Data entries

-- BEGIN --

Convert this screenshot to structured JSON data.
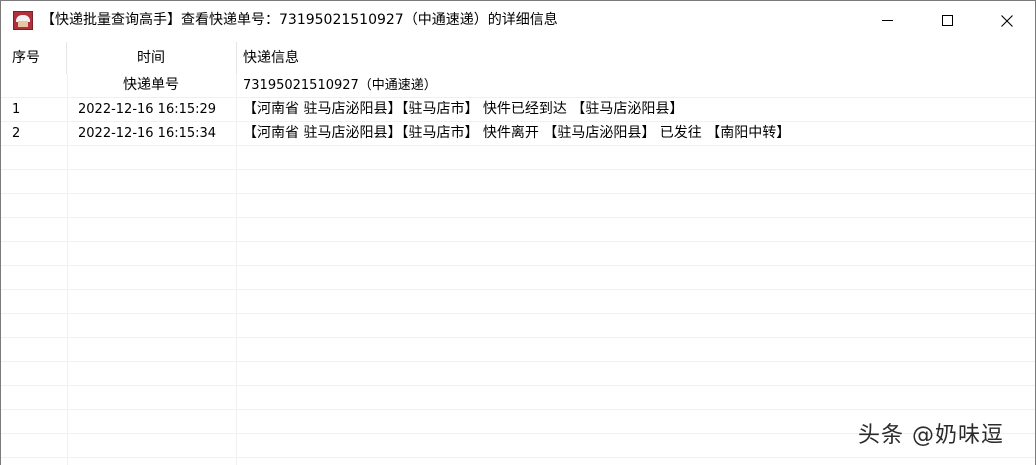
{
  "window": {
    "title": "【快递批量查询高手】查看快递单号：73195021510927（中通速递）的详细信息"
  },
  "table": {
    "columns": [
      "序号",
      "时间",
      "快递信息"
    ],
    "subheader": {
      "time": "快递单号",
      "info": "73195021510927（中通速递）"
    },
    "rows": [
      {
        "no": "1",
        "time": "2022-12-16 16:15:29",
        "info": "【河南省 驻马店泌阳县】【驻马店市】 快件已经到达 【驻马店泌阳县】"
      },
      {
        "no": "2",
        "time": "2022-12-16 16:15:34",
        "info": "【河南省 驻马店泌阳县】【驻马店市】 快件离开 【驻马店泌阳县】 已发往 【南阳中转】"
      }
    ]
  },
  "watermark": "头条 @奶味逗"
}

-- END --

• Exercise goal: Every record must be copied exactly, with images dropped from the result.

• Exercise response:
Convert this screenshot to structured JSON data.
{
  "window": {
    "title": "【快递批量查询高手】查看快递单号：73195021510927（中通速递）的详细信息"
  },
  "table": {
    "columns": [
      "序号",
      "时间",
      "快递信息"
    ],
    "subheader": {
      "time": "快递单号",
      "info": "73195021510927（中通速递）"
    },
    "rows": [
      {
        "no": "1",
        "time": "2022-12-16 16:15:29",
        "info": "【河南省 驻马店泌阳县】【驻马店市】 快件已经到达 【驻马店泌阳县】"
      },
      {
        "no": "2",
        "time": "2022-12-16 16:15:34",
        "info": "【河南省 驻马店泌阳县】【驻马店市】 快件离开 【驻马店泌阳县】 已发往 【南阳中转】"
      }
    ]
  },
  "watermark": "头条 @奶味逗"
}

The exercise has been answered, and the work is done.